State only the number of lines that contain the string "name".

==== Data section

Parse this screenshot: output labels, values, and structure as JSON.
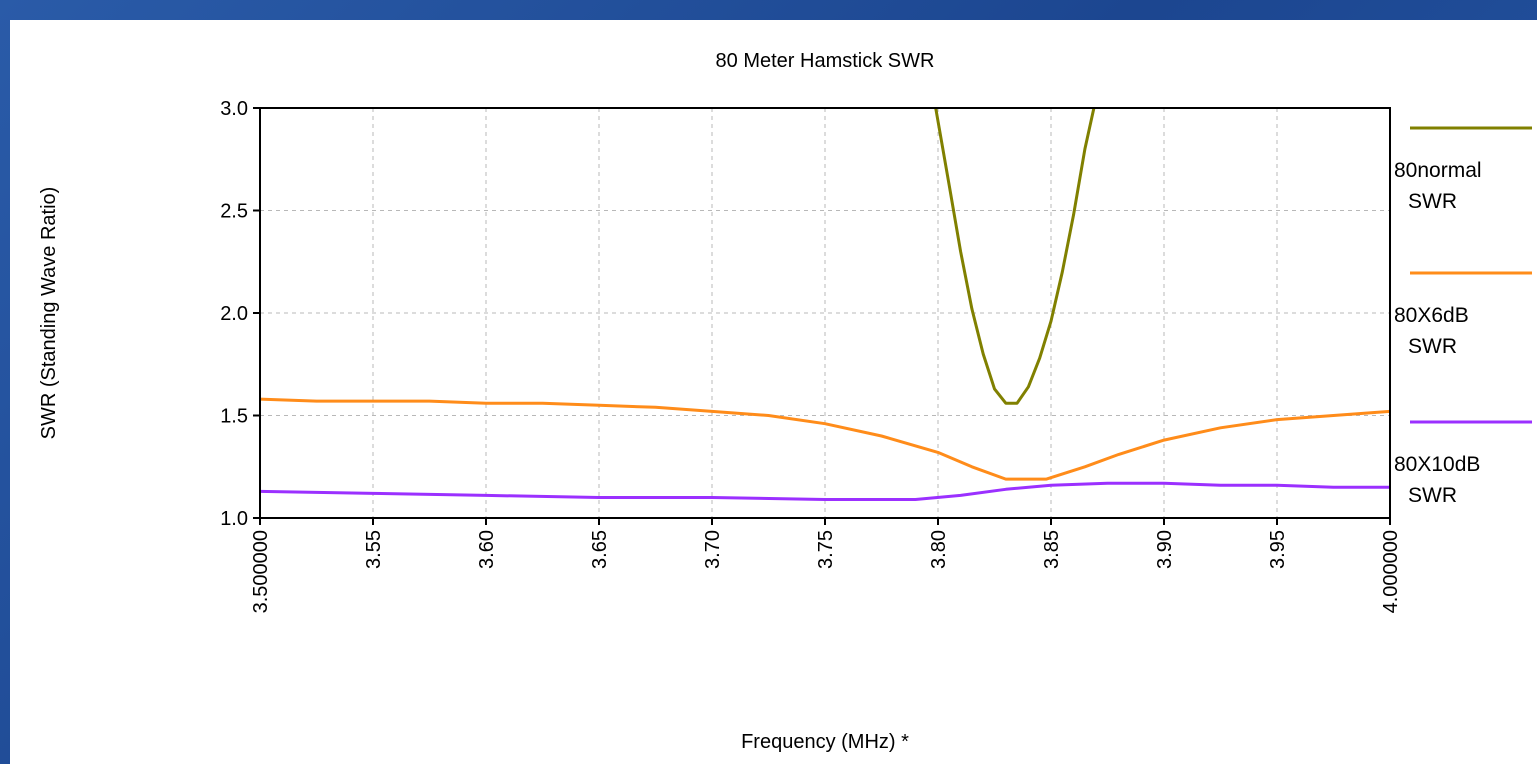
{
  "chart_data": {
    "type": "line",
    "title": "80 Meter Hamstick SWR",
    "xlabel": "Frequency (MHz) *",
    "ylabel": "SWR  (Standing Wave Ratio)",
    "xlim": [
      3.5,
      4.0
    ],
    "ylim": [
      1.0,
      3.0
    ],
    "x_ticks": [
      {
        "value": 3.5,
        "label": "3.500000"
      },
      {
        "value": 3.55,
        "label": "3.55"
      },
      {
        "value": 3.6,
        "label": "3.60"
      },
      {
        "value": 3.65,
        "label": "3.65"
      },
      {
        "value": 3.7,
        "label": "3.70"
      },
      {
        "value": 3.75,
        "label": "3.75"
      },
      {
        "value": 3.8,
        "label": "3.80"
      },
      {
        "value": 3.85,
        "label": "3.85"
      },
      {
        "value": 3.9,
        "label": "3.90"
      },
      {
        "value": 3.95,
        "label": "3.95"
      },
      {
        "value": 4.0,
        "label": "4.000000"
      }
    ],
    "y_ticks": [
      {
        "value": 1.0,
        "label": "1.0"
      },
      {
        "value": 1.5,
        "label": "1.5"
      },
      {
        "value": 2.0,
        "label": "2.0"
      },
      {
        "value": 2.5,
        "label": "2.5"
      },
      {
        "value": 3.0,
        "label": "3.0"
      }
    ],
    "grid": true,
    "legend_position": "right",
    "series": [
      {
        "name": "80normal SWR",
        "legend_lines": [
          "80normal",
          "SWR"
        ],
        "color": "#808000",
        "x": [
          3.799,
          3.805,
          3.81,
          3.815,
          3.82,
          3.825,
          3.83,
          3.835,
          3.84,
          3.845,
          3.85,
          3.855,
          3.86,
          3.865,
          3.869
        ],
        "y": [
          3.0,
          2.62,
          2.3,
          2.02,
          1.8,
          1.63,
          1.56,
          1.56,
          1.64,
          1.78,
          1.96,
          2.2,
          2.48,
          2.8,
          3.0
        ]
      },
      {
        "name": "80X6dB SWR",
        "legend_lines": [
          "80X6dB",
          "SWR"
        ],
        "color": "#ff8c1a",
        "x": [
          3.5,
          3.525,
          3.55,
          3.575,
          3.6,
          3.625,
          3.65,
          3.675,
          3.7,
          3.725,
          3.75,
          3.775,
          3.8,
          3.815,
          3.83,
          3.848,
          3.865,
          3.88,
          3.9,
          3.925,
          3.95,
          3.975,
          4.0
        ],
        "y": [
          1.58,
          1.57,
          1.57,
          1.57,
          1.56,
          1.56,
          1.55,
          1.54,
          1.52,
          1.5,
          1.46,
          1.4,
          1.32,
          1.25,
          1.19,
          1.19,
          1.25,
          1.31,
          1.38,
          1.44,
          1.48,
          1.5,
          1.52
        ]
      },
      {
        "name": "80X10dB SWR",
        "legend_lines": [
          "80X10dB",
          "SWR"
        ],
        "color": "#9b30ff",
        "x": [
          3.5,
          3.55,
          3.6,
          3.65,
          3.7,
          3.75,
          3.79,
          3.81,
          3.83,
          3.85,
          3.875,
          3.9,
          3.925,
          3.95,
          3.975,
          4.0
        ],
        "y": [
          1.13,
          1.12,
          1.11,
          1.1,
          1.1,
          1.09,
          1.09,
          1.11,
          1.14,
          1.16,
          1.17,
          1.17,
          1.16,
          1.16,
          1.15,
          1.15
        ]
      }
    ]
  }
}
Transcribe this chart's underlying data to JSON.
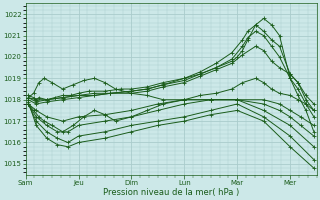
{
  "title": "",
  "xlabel": "Pression niveau de la mer( hPa )",
  "ylabel": "",
  "bg_color": "#cce8e8",
  "grid_color": "#aacccc",
  "line_color": "#1a5c1a",
  "ylim": [
    1014.5,
    1022.5
  ],
  "yticks": [
    1015,
    1016,
    1017,
    1018,
    1019,
    1020,
    1021,
    1022
  ],
  "day_labels": [
    "Sam",
    "Jeu",
    "Dim",
    "Lun",
    "Mar",
    "Mer"
  ],
  "day_positions": [
    0,
    1,
    2,
    3,
    4,
    5
  ],
  "xlim": [
    0,
    5.5
  ],
  "lines": [
    {
      "x": [
        0.05,
        0.15,
        0.2,
        0.25,
        0.4,
        0.55,
        0.7,
        0.85,
        1.0,
        1.2,
        1.5,
        1.8,
        2.0,
        2.3,
        2.6,
        3.0,
        3.3,
        3.6,
        3.9,
        4.0,
        4.1,
        4.2,
        4.35,
        4.5,
        4.65,
        4.8,
        5.0,
        5.15,
        5.3,
        5.45
      ],
      "y": [
        1018.2,
        1018.1,
        1018.0,
        1018.1,
        1018.0,
        1018.1,
        1018.2,
        1018.2,
        1018.3,
        1018.4,
        1018.4,
        1018.5,
        1018.5,
        1018.6,
        1018.8,
        1019.0,
        1019.2,
        1019.5,
        1019.8,
        1020.0,
        1020.3,
        1020.8,
        1021.5,
        1021.8,
        1021.5,
        1021.0,
        1019.0,
        1018.2,
        1017.5,
        1016.5
      ]
    },
    {
      "x": [
        0.05,
        0.2,
        0.4,
        0.7,
        1.0,
        1.3,
        1.6,
        2.0,
        2.3,
        2.6,
        3.0,
        3.3,
        3.6,
        3.9,
        4.1,
        4.2,
        4.35,
        4.5,
        4.65,
        4.8,
        5.0,
        5.15,
        5.3,
        5.45
      ],
      "y": [
        1018.1,
        1018.0,
        1018.0,
        1018.1,
        1018.2,
        1018.3,
        1018.3,
        1018.4,
        1018.5,
        1018.7,
        1019.0,
        1019.3,
        1019.7,
        1020.2,
        1020.8,
        1021.2,
        1021.5,
        1021.2,
        1020.8,
        1020.5,
        1019.2,
        1018.8,
        1018.2,
        1017.8
      ]
    },
    {
      "x": [
        0.05,
        0.2,
        0.4,
        0.7,
        1.0,
        1.3,
        1.6,
        2.0,
        2.3,
        2.6,
        3.0,
        3.3,
        3.6,
        3.9,
        4.1,
        4.2,
        4.35,
        4.5,
        4.65,
        4.8,
        5.0,
        5.15,
        5.3,
        5.45
      ],
      "y": [
        1018.1,
        1017.9,
        1018.0,
        1018.1,
        1018.2,
        1018.2,
        1018.3,
        1018.4,
        1018.5,
        1018.7,
        1018.9,
        1019.2,
        1019.5,
        1019.9,
        1020.5,
        1020.9,
        1021.2,
        1021.0,
        1020.5,
        1020.0,
        1019.0,
        1018.5,
        1017.8,
        1017.2
      ]
    },
    {
      "x": [
        0.05,
        0.2,
        0.4,
        0.7,
        1.0,
        1.3,
        1.6,
        2.0,
        2.3,
        2.6,
        3.0,
        3.3,
        3.6,
        3.9,
        4.1,
        4.35,
        4.5,
        4.65,
        4.8,
        5.0,
        5.15,
        5.3,
        5.45
      ],
      "y": [
        1018.0,
        1017.8,
        1017.9,
        1018.0,
        1018.1,
        1018.2,
        1018.3,
        1018.3,
        1018.4,
        1018.6,
        1018.8,
        1019.1,
        1019.4,
        1019.7,
        1020.1,
        1020.5,
        1020.3,
        1019.8,
        1019.5,
        1019.2,
        1018.8,
        1018.0,
        1017.5
      ]
    },
    {
      "x": [
        0.05,
        0.15,
        0.25,
        0.35,
        0.5,
        0.7,
        0.9,
        1.1,
        1.3,
        1.5,
        1.7,
        2.0,
        2.3,
        2.6,
        3.0,
        3.3,
        3.6,
        3.9,
        4.1,
        4.35,
        4.5,
        4.65,
        4.8,
        5.0,
        5.15,
        5.3,
        5.45
      ],
      "y": [
        1018.1,
        1018.3,
        1018.8,
        1019.0,
        1018.8,
        1018.5,
        1018.7,
        1018.9,
        1019.0,
        1018.8,
        1018.5,
        1018.3,
        1018.2,
        1018.0,
        1018.0,
        1018.2,
        1018.3,
        1018.5,
        1018.8,
        1019.0,
        1018.8,
        1018.5,
        1018.3,
        1018.2,
        1018.0,
        1017.8,
        1017.5
      ]
    },
    {
      "x": [
        0.05,
        0.15,
        0.25,
        0.35,
        0.5,
        0.7,
        0.9,
        1.1,
        1.3,
        1.5,
        1.7,
        2.0,
        2.3,
        2.6,
        3.0,
        3.5,
        4.0,
        4.5,
        4.8,
        5.0,
        5.2,
        5.45
      ],
      "y": [
        1017.8,
        1017.5,
        1017.2,
        1017.0,
        1016.8,
        1016.5,
        1016.8,
        1017.2,
        1017.5,
        1017.3,
        1017.0,
        1017.2,
        1017.5,
        1017.8,
        1018.0,
        1018.0,
        1018.0,
        1018.0,
        1017.8,
        1017.5,
        1017.2,
        1016.8
      ]
    },
    {
      "x": [
        0.05,
        0.2,
        0.4,
        0.7,
        1.0,
        1.5,
        2.0,
        2.5,
        3.0,
        3.5,
        4.0,
        4.5,
        4.8,
        5.0,
        5.2,
        5.45
      ],
      "y": [
        1017.8,
        1017.5,
        1017.2,
        1017.0,
        1017.2,
        1017.3,
        1017.5,
        1017.8,
        1018.0,
        1018.0,
        1018.0,
        1017.8,
        1017.5,
        1017.2,
        1016.8,
        1016.3
      ]
    },
    {
      "x": [
        0.05,
        0.2,
        0.4,
        0.6,
        0.8,
        1.0,
        1.5,
        2.0,
        2.5,
        3.0,
        3.5,
        4.0,
        4.5,
        5.0,
        5.45
      ],
      "y": [
        1017.8,
        1017.2,
        1016.8,
        1016.5,
        1016.5,
        1016.8,
        1017.0,
        1017.2,
        1017.5,
        1017.8,
        1018.0,
        1018.0,
        1017.5,
        1016.8,
        1015.8
      ]
    },
    {
      "x": [
        0.05,
        0.2,
        0.4,
        0.6,
        0.8,
        1.0,
        1.5,
        2.0,
        2.5,
        3.0,
        3.5,
        4.0,
        4.5,
        5.0,
        5.45
      ],
      "y": [
        1017.8,
        1017.0,
        1016.5,
        1016.2,
        1016.0,
        1016.3,
        1016.5,
        1016.8,
        1017.0,
        1017.2,
        1017.5,
        1017.8,
        1017.2,
        1016.3,
        1015.2
      ]
    },
    {
      "x": [
        0.05,
        0.2,
        0.4,
        0.6,
        0.8,
        1.0,
        1.5,
        2.0,
        2.5,
        3.0,
        3.5,
        4.0,
        4.5,
        5.0,
        5.45
      ],
      "y": [
        1017.9,
        1016.8,
        1016.2,
        1015.9,
        1015.8,
        1016.0,
        1016.2,
        1016.5,
        1016.8,
        1017.0,
        1017.3,
        1017.5,
        1017.0,
        1015.8,
        1014.8
      ]
    }
  ]
}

========

## Answer to this problem
3